● **Stated problem**: Quote every line of the data below as it stands, omitting pictures.

● **Stored data entries**:
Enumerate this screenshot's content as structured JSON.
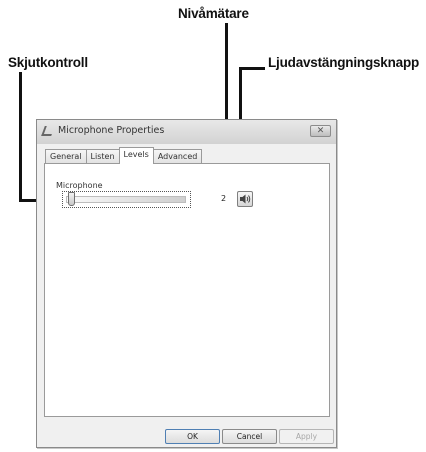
{
  "callouts": {
    "level_meter": "Nivåmätare",
    "slider": "Skjutkontroll",
    "mute_button": "Ljudavstängningsknapp"
  },
  "window": {
    "title": "Microphone Properties",
    "close_glyph": "✕",
    "tabs": [
      {
        "label": "General",
        "active": false
      },
      {
        "label": "Listen",
        "active": false
      },
      {
        "label": "Levels",
        "active": true
      },
      {
        "label": "Advanced",
        "active": false
      }
    ]
  },
  "levels": {
    "group_label": "Microphone",
    "level_value": "2",
    "slider_fraction": 0.02,
    "mute_icon": "speaker-icon"
  },
  "footer": {
    "ok_label": "OK",
    "cancel_label": "Cancel",
    "apply_label": "Apply"
  }
}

● **Task solution**:
Enumerate this screenshot's content as structured JSON.
{
  "callouts": {
    "level_meter": "Nivåmätare",
    "slider": "Skjutkontroll",
    "mute_button": "Ljudavstängningsknapp"
  },
  "window": {
    "title": "Microphone Properties",
    "close_glyph": "✕",
    "tabs": [
      {
        "label": "General",
        "active": false
      },
      {
        "label": "Listen",
        "active": false
      },
      {
        "label": "Levels",
        "active": true
      },
      {
        "label": "Advanced",
        "active": false
      }
    ]
  },
  "levels": {
    "group_label": "Microphone",
    "level_value": "2",
    "slider_fraction": 0.02,
    "mute_icon": "speaker-icon"
  },
  "footer": {
    "ok_label": "OK",
    "cancel_label": "Cancel",
    "apply_label": "Apply"
  }
}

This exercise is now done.